- GOAL OF THE EXERCISE: Quote the records below in full, exactly as given, with the images taken out.

* * *

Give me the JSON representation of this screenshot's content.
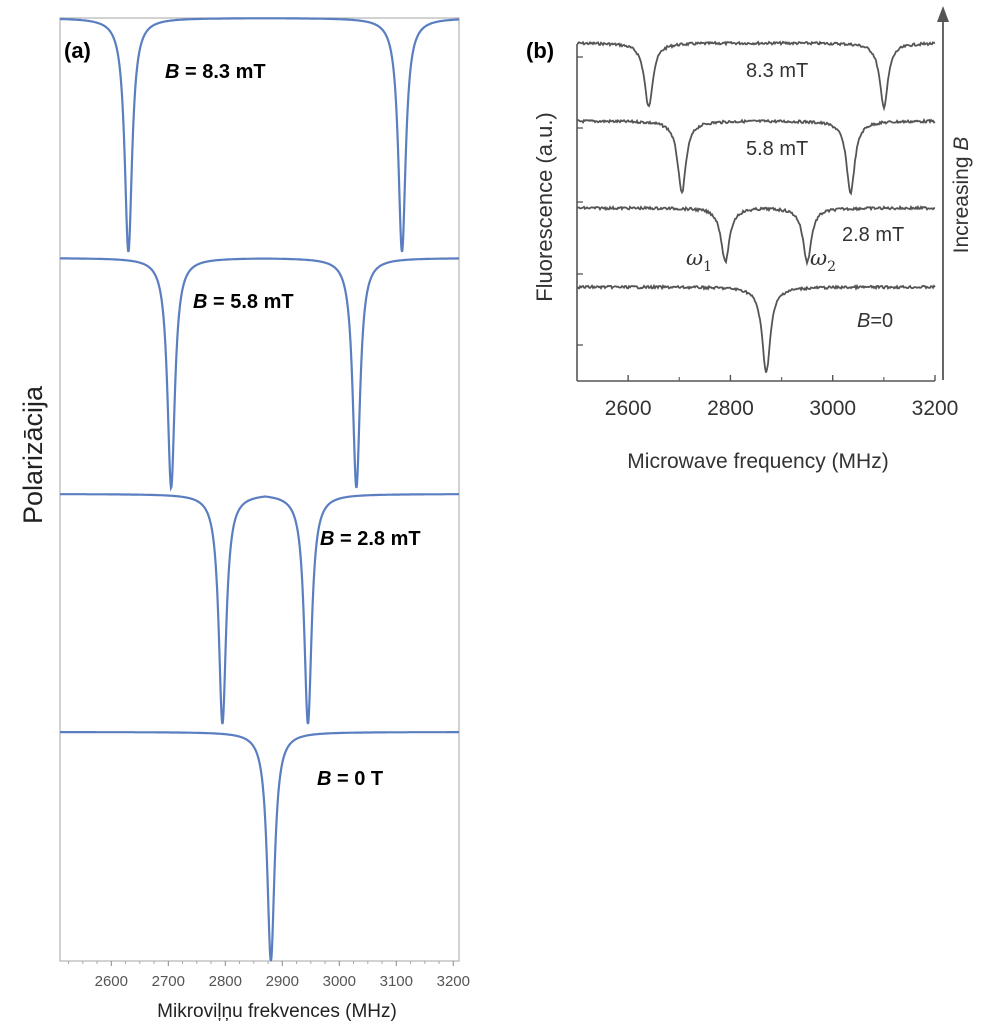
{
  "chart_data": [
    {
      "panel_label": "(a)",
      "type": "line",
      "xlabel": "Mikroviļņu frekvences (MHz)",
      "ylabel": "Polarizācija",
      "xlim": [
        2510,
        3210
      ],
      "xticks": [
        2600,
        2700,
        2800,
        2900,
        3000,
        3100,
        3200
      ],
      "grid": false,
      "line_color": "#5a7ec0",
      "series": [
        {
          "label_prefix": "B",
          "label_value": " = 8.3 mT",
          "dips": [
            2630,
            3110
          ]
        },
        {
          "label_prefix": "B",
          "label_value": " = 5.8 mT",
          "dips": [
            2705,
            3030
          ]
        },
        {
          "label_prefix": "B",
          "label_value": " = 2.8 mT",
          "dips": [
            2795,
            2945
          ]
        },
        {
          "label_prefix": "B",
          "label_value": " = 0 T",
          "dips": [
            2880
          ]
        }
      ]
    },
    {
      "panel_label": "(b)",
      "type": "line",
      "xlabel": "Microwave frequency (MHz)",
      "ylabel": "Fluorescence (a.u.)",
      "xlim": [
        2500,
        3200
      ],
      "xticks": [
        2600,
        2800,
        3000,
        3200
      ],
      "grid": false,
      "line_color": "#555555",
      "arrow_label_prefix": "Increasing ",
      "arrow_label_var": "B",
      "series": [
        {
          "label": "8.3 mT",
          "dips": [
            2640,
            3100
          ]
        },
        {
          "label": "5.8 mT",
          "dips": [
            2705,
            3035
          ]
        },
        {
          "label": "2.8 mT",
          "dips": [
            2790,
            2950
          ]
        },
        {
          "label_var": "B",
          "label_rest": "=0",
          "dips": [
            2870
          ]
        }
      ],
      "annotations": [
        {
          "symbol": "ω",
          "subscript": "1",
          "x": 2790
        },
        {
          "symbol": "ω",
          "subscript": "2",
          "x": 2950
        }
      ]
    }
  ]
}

* * *

- FINISHED ANSWER:
Give me the JSON representation of this screenshot's content.
{
  "chart_data": [
    {
      "panel_label": "(a)",
      "type": "line",
      "xlabel": "Mikroviļņu frekvences (MHz)",
      "ylabel": "Polarizācija",
      "xlim": [
        2510,
        3210
      ],
      "xticks": [
        2600,
        2700,
        2800,
        2900,
        3000,
        3100,
        3200
      ],
      "grid": false,
      "line_color": "#5a7ec0",
      "series": [
        {
          "label_prefix": "B",
          "label_value": " = 8.3 mT",
          "dips": [
            2630,
            3110
          ]
        },
        {
          "label_prefix": "B",
          "label_value": " = 5.8 mT",
          "dips": [
            2705,
            3030
          ]
        },
        {
          "label_prefix": "B",
          "label_value": " = 2.8 mT",
          "dips": [
            2795,
            2945
          ]
        },
        {
          "label_prefix": "B",
          "label_value": " = 0 T",
          "dips": [
            2880
          ]
        }
      ]
    },
    {
      "panel_label": "(b)",
      "type": "line",
      "xlabel": "Microwave frequency (MHz)",
      "ylabel": "Fluorescence (a.u.)",
      "xlim": [
        2500,
        3200
      ],
      "xticks": [
        2600,
        2800,
        3000,
        3200
      ],
      "grid": false,
      "line_color": "#555555",
      "arrow_label_prefix": "Increasing ",
      "arrow_label_var": "B",
      "series": [
        {
          "label": "8.3 mT",
          "dips": [
            2640,
            3100
          ]
        },
        {
          "label": "5.8 mT",
          "dips": [
            2705,
            3035
          ]
        },
        {
          "label": "2.8 mT",
          "dips": [
            2790,
            2950
          ]
        },
        {
          "label_var": "B",
          "label_rest": "=0",
          "dips": [
            2870
          ]
        }
      ],
      "annotations": [
        {
          "symbol": "ω",
          "subscript": "1",
          "x": 2790
        },
        {
          "symbol": "ω",
          "subscript": "2",
          "x": 2950
        }
      ]
    }
  ]
}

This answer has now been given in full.